──────── RECORDS FOR THIS TASK
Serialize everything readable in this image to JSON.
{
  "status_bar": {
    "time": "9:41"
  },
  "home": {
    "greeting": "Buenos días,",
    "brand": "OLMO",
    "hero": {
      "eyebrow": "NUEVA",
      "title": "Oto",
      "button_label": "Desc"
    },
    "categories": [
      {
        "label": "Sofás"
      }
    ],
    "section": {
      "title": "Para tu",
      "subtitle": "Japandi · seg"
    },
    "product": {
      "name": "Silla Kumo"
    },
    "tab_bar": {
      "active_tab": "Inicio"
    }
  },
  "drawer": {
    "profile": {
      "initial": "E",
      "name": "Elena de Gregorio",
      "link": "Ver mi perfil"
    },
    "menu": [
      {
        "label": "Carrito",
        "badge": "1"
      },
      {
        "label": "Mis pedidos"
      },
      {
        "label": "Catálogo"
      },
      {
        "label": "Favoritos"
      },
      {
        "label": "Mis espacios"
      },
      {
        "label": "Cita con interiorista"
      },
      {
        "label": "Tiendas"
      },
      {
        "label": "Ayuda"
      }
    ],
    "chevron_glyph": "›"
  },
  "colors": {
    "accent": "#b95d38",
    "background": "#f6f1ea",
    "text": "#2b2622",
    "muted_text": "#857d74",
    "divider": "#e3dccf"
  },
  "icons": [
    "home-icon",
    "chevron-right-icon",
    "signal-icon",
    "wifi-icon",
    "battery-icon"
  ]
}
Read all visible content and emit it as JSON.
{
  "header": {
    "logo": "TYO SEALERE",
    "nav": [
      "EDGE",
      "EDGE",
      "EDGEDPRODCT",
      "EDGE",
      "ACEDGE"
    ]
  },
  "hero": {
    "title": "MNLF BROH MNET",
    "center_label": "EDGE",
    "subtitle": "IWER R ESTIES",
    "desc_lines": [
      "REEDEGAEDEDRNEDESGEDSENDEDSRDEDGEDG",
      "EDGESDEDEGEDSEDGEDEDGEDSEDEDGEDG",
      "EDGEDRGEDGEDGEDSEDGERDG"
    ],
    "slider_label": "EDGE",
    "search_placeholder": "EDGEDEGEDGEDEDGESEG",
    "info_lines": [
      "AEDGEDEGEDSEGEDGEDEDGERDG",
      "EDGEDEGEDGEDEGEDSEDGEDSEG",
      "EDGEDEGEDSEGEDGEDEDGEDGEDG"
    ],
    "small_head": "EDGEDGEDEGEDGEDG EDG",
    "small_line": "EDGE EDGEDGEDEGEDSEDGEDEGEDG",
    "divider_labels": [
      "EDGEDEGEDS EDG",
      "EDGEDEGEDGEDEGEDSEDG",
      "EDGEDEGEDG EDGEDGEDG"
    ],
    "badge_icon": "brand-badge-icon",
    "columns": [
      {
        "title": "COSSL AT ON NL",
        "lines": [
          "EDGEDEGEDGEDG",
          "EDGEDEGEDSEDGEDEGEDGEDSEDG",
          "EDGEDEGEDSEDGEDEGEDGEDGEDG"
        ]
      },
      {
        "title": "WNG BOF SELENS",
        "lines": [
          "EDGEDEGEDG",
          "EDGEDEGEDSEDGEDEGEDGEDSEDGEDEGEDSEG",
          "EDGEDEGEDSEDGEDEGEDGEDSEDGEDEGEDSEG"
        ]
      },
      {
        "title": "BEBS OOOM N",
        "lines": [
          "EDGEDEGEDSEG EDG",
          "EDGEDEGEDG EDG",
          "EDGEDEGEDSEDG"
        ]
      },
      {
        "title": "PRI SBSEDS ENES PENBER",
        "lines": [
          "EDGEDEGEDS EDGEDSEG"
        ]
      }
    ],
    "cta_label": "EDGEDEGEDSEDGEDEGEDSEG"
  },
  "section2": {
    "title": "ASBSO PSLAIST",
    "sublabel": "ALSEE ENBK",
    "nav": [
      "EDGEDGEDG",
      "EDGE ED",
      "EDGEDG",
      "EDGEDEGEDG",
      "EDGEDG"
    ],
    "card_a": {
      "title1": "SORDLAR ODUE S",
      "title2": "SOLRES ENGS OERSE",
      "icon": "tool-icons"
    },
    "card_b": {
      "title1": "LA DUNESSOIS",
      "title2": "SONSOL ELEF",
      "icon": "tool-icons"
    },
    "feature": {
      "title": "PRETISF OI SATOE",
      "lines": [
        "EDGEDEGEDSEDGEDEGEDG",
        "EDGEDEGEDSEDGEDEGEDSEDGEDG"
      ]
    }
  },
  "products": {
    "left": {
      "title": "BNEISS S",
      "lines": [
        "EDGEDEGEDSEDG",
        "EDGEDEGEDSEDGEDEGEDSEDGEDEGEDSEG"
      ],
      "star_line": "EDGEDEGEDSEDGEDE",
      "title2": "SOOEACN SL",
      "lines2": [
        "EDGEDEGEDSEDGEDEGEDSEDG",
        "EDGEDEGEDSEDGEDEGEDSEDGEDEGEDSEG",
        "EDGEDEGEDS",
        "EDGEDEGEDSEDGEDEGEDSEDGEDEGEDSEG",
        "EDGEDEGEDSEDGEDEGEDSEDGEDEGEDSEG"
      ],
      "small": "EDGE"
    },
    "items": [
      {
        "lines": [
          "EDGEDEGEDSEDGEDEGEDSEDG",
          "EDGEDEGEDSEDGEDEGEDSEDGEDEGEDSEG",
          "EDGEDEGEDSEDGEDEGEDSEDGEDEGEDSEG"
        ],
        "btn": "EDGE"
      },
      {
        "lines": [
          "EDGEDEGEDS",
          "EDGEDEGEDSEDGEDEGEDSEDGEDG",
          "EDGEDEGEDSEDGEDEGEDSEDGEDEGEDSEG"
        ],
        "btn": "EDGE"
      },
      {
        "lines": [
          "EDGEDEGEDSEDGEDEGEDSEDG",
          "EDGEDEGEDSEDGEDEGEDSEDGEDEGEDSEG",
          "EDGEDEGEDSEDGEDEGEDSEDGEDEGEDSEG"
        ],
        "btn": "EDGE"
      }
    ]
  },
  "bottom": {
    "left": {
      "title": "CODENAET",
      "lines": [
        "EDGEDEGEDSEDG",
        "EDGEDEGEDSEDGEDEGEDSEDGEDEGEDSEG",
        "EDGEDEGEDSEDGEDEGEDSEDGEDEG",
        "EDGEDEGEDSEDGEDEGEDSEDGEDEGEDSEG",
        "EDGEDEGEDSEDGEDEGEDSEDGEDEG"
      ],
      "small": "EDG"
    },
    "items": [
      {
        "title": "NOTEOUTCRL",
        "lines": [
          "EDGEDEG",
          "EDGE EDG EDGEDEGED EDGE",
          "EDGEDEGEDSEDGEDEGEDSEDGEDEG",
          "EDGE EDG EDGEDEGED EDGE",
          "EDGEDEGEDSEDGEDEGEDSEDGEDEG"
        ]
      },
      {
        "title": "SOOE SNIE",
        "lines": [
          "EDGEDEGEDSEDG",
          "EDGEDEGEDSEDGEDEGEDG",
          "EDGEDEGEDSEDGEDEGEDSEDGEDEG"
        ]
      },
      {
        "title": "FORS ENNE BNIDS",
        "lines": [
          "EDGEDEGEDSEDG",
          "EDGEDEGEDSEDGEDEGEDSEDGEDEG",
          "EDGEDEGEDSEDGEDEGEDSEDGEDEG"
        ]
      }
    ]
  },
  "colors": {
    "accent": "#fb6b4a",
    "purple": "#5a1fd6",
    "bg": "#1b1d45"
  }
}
────────────────
● **WHAT IS REQUIRED**
The records above are to be repeated exactly, in their entirety.

● **CORRECT RESULT**
Serialize everything readable in this image to JSON.
{
  "status_bar": {
    "time": "9:41"
  },
  "home": {
    "greeting": "Buenos días,",
    "brand": "OLMO",
    "hero": {
      "eyebrow": "NUEVA",
      "title": "Oto",
      "button_label": "Desc"
    },
    "categories": [
      {
        "label": "Sofás"
      }
    ],
    "section": {
      "title": "Para tu",
      "subtitle": "Japandi · seg"
    },
    "product": {
      "name": "Silla Kumo"
    },
    "tab_bar": {
      "active_tab": "Inicio"
    }
  },
  "drawer": {
    "profile": {
      "initial": "E",
      "name": "Elena de Gregorio",
      "link": "Ver mi perfil"
    },
    "menu": [
      {
        "label": "Carrito",
        "badge": "1"
      },
      {
        "label": "Mis pedidos"
      },
      {
        "label": "Catálogo"
      },
      {
        "label": "Favoritos"
      },
      {
        "label": "Mis espacios"
      },
      {
        "label": "Cita con interiorista"
      },
      {
        "label": "Tiendas"
      },
      {
        "label": "Ayuda"
      }
    ],
    "chevron_glyph": "›"
  },
  "colors": {
    "accent": "#b95d38",
    "background": "#f6f1ea",
    "text": "#2b2622",
    "muted_text": "#857d74",
    "divider": "#e3dccf"
  },
  "icons": [
    "home-icon",
    "chevron-right-icon",
    "signal-icon",
    "wifi-icon",
    "battery-icon"
  ]
}
Read all visible content and emit it as JSON.
{
  "header": {
    "logo": "TYO SEALERE",
    "nav": [
      "EDGE",
      "EDGE",
      "EDGEDPRODCT",
      "EDGE",
      "ACEDGE"
    ]
  },
  "hero": {
    "title": "MNLF BROH MNET",
    "center_label": "EDGE",
    "subtitle": "IWER R ESTIES",
    "desc_lines": [
      "REEDEGAEDEDRNEDESGEDSENDEDSRDEDGEDG",
      "EDGESDEDEGEDSEDGEDEDGEDSEDEDGEDG",
      "EDGEDRGEDGEDGEDSEDGERDG"
    ],
    "slider_label": "EDGE",
    "search_placeholder": "EDGEDEGEDGEDEDGESEG",
    "info_lines": [
      "AEDGEDEGEDSEGEDGEDEDGERDG",
      "EDGEDEGEDGEDEGEDSEDGEDSEG",
      "EDGEDEGEDSEGEDGEDEDGEDGEDG"
    ],
    "small_head": "EDGEDGEDEGEDGEDG EDG",
    "small_line": "EDGE EDGEDGEDEGEDSEDGEDEGEDG",
    "divider_labels": [
      "EDGEDEGEDS EDG",
      "EDGEDEGEDGEDEGEDSEDG",
      "EDGEDEGEDG EDGEDGEDG"
    ],
    "badge_icon": "brand-badge-icon",
    "columns": [
      {
        "title": "COSSL AT ON NL",
        "lines": [
          "EDGEDEGEDGEDG",
          "EDGEDEGEDSEDGEDEGEDGEDSEDG",
          "EDGEDEGEDSEDGEDEGEDGEDGEDG"
        ]
      },
      {
        "title": "WNG BOF SELENS",
        "lines": [
          "EDGEDEGEDG",
          "EDGEDEGEDSEDGEDEGEDGEDSEDGEDEGEDSEG",
          "EDGEDEGEDSEDGEDEGEDGEDSEDGEDEGEDSEG"
        ]
      },
      {
        "title": "BEBS OOOM N",
        "lines": [
          "EDGEDEGEDSEG EDG",
          "EDGEDEGEDG EDG",
          "EDGEDEGEDSEDG"
        ]
      },
      {
        "title": "PRI SBSEDS ENES PENBER",
        "lines": [
          "EDGEDEGEDS EDGEDSEG"
        ]
      }
    ],
    "cta_label": "EDGEDEGEDSEDGEDEGEDSEG"
  },
  "section2": {
    "title": "ASBSO PSLAIST",
    "sublabel": "ALSEE ENBK",
    "nav": [
      "EDGEDGEDG",
      "EDGE ED",
      "EDGEDG",
      "EDGEDEGEDG",
      "EDGEDG"
    ],
    "card_a": {
      "title1": "SORDLAR ODUE S",
      "title2": "SOLRES ENGS OERSE",
      "icon": "tool-icons"
    },
    "card_b": {
      "title1": "LA DUNESSOIS",
      "title2": "SONSOL ELEF",
      "icon": "tool-icons"
    },
    "feature": {
      "title": "PRETISF OI SATOE",
      "lines": [
        "EDGEDEGEDSEDGEDEGEDG",
        "EDGEDEGEDSEDGEDEGEDSEDGEDG"
      ]
    }
  },
  "products": {
    "left": {
      "title": "BNEISS S",
      "lines": [
        "EDGEDEGEDSEDG",
        "EDGEDEGEDSEDGEDEGEDSEDGEDEGEDSEG"
      ],
      "star_line": "EDGEDEGEDSEDGEDE",
      "title2": "SOOEACN SL",
      "lines2": [
        "EDGEDEGEDSEDGEDEGEDSEDG",
        "EDGEDEGEDSEDGEDEGEDSEDGEDEGEDSEG",
        "EDGEDEGEDS",
        "EDGEDEGEDSEDGEDEGEDSEDGEDEGEDSEG",
        "EDGEDEGEDSEDGEDEGEDSEDGEDEGEDSEG"
      ],
      "small": "EDGE"
    },
    "items": [
      {
        "lines": [
          "EDGEDEGEDSEDGEDEGEDSEDG",
          "EDGEDEGEDSEDGEDEGEDSEDGEDEGEDSEG",
          "EDGEDEGEDSEDGEDEGEDSEDGEDEGEDSEG"
        ],
        "btn": "EDGE"
      },
      {
        "lines": [
          "EDGEDEGEDS",
          "EDGEDEGEDSEDGEDEGEDSEDGEDG",
          "EDGEDEGEDSEDGEDEGEDSEDGEDEGEDSEG"
        ],
        "btn": "EDGE"
      },
      {
        "lines": [
          "EDGEDEGEDSEDGEDEGEDSEDG",
          "EDGEDEGEDSEDGEDEGEDSEDGEDEGEDSEG",
          "EDGEDEGEDSEDGEDEGEDSEDGEDEGEDSEG"
        ],
        "btn": "EDGE"
      }
    ]
  },
  "bottom": {
    "left": {
      "title": "CODENAET",
      "lines": [
        "EDGEDEGEDSEDG",
        "EDGEDEGEDSEDGEDEGEDSEDGEDEGEDSEG",
        "EDGEDEGEDSEDGEDEGEDSEDGEDEG",
        "EDGEDEGEDSEDGEDEGEDSEDGEDEGEDSEG",
        "EDGEDEGEDSEDGEDEGEDSEDGEDEG"
      ],
      "small": "EDG"
    },
    "items": [
      {
        "title": "NOTEOUTCRL",
        "lines": [
          "EDGEDEG",
          "EDGE EDG EDGEDEGED EDGE",
          "EDGEDEGEDSEDGEDEGEDSEDGEDEG",
          "EDGE EDG EDGEDEGED EDGE",
          "EDGEDEGEDSEDGEDEGEDSEDGEDEG"
        ]
      },
      {
        "title": "SOOE SNIE",
        "lines": [
          "EDGEDEGEDSEDG",
          "EDGEDEGEDSEDGEDEGEDG",
          "EDGEDEGEDSEDGEDEGEDSEDGEDEG"
        ]
      },
      {
        "title": "FORS ENNE BNIDS",
        "lines": [
          "EDGEDEGEDSEDG",
          "EDGEDEGEDSEDGEDEGEDSEDGEDEG",
          "EDGEDEGEDSEDGEDEGEDSEDGEDEG"
        ]
      }
    ]
  },
  "colors": {
    "accent": "#fb6b4a",
    "purple": "#5a1fd6",
    "bg": "#1b1d45"
  }
}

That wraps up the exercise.